• Text section:
Thank heavens, then, for the newly opened Rumi’s in Beverley. Situated in the old Farmers’ Union building opposite the bus station, Rumi’s takes up the first floor above a kitchen showroom and has been fitted out to make a large, comfortable, modern restaurant with fine views over St Mary’s Church and (for all you pub fans) Nellies. Sometimes “posh” curry houses can suffer with pretensions above their station and once you get past cooing over the tablecloths and decor you’re left with unsatisfying grub. I found this at a couple of very expensive places I ate at in Chelsea and Kensington a few years back; the starters were good but everything else was very underwhelming. I’m happy to report that Rumi’s suffers from no such issues.

Owners are front-of-house Sarah Day and her partner and chef Shan Alom. Shan was born in Pakistan and raised in York, where he learned his trade at the family curry house. Together Shan and Sarah, a long-term Beverley resident, are determined to use as much local produce as possible and make a mark on a local eating scene that is reaching saturation point.

[Coordinate annotation lines]
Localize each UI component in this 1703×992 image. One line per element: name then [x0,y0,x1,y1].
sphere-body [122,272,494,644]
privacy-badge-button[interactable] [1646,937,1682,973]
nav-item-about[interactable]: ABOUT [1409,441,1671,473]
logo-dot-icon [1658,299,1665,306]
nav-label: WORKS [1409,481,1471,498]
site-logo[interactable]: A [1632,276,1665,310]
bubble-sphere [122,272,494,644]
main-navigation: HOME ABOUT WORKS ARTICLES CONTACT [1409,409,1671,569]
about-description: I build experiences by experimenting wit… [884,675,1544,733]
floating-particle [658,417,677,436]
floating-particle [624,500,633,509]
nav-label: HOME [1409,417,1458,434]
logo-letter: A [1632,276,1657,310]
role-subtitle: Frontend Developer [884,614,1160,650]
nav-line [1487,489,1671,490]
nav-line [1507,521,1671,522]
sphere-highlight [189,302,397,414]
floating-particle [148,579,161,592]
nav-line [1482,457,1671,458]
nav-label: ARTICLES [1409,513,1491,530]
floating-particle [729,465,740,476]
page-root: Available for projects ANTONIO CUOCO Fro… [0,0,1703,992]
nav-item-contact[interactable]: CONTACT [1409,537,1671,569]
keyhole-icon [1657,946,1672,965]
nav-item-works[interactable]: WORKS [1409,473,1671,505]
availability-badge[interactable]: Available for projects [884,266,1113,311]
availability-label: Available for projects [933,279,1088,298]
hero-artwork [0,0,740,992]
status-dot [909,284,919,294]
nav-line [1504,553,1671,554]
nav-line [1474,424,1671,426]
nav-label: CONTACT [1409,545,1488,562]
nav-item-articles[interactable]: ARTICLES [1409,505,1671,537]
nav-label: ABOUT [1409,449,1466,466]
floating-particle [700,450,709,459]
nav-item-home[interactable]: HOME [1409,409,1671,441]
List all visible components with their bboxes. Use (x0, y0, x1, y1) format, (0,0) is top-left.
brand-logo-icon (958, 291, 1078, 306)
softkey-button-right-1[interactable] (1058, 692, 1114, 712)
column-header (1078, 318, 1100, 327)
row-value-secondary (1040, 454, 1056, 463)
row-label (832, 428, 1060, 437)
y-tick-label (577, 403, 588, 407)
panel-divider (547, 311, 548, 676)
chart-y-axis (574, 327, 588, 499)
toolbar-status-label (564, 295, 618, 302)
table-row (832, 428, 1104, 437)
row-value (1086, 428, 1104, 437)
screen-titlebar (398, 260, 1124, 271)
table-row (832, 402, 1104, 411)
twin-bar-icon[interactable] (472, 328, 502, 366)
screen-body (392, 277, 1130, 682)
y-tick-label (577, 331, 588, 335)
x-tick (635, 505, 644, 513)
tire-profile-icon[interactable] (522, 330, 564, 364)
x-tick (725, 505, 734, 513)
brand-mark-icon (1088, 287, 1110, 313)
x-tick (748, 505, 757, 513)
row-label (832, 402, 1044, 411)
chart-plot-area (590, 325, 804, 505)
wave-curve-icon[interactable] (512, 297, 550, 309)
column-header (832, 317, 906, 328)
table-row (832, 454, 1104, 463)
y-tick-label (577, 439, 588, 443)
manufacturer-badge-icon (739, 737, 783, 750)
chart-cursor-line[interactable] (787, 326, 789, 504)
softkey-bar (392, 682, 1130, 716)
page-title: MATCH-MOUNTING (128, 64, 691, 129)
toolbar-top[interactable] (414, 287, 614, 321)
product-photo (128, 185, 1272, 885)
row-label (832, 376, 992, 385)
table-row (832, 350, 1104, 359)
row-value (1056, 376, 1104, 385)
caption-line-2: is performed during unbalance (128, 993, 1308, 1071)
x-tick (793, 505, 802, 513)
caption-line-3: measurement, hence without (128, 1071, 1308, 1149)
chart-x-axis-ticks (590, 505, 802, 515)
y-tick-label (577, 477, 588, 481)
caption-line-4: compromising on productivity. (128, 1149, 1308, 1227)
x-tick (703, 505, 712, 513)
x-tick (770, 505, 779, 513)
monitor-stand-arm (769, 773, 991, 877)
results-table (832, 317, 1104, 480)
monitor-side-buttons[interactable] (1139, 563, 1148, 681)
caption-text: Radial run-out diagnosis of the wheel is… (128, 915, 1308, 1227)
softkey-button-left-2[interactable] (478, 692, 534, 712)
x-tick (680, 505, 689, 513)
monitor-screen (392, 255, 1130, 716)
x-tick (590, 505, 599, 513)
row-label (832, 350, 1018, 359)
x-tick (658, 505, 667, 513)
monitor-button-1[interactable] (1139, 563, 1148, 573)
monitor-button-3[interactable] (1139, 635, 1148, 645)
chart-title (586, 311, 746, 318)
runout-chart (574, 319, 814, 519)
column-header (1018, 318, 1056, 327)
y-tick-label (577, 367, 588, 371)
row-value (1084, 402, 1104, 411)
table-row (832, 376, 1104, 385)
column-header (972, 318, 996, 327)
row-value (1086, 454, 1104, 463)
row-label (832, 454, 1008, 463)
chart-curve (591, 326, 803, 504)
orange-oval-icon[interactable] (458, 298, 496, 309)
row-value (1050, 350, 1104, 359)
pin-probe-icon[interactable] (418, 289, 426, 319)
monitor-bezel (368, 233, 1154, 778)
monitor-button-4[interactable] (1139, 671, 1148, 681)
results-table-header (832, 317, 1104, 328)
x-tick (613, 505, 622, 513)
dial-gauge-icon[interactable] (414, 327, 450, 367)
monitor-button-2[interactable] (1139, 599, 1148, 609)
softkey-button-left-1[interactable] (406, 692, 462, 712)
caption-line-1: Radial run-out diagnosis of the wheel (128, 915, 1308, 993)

• Given exercise: Pick up the restaurant review from the point where it stops and continue it.

• Written answer:
While there are regular, tikka masala/ rogan josh options available, Shan’s Pakistani-style dishes provide the most intriguing. In general, they are drier (or, at least, less sloppy) than many curry dishes because they contain more meat, veggies and pulses. We took this as a good excuse to ensure we stayed well supplied with lager as we tucked into starters of Bhaja lamb chops – which were beautifully tender as they had been marinated in yogurt and spices overnight before being grilled in a tandoor – and Morola Maach Bhala, which is whitebait in a light, spicy batter, served with cumin. While the lamb was excellent, I was less keen on the whitebait as it was frozen and so lacked the firmness I’m used to when ordering in places round the Med.

We also tried Maka Ka Ata (baby corn fritters) and Saag Ka Ata (battered spinach leaves) but, to be honest, neither impressed. We had to cover them with the pickles leftover in the tray from the already demolished poppadoms in order to give them some taste.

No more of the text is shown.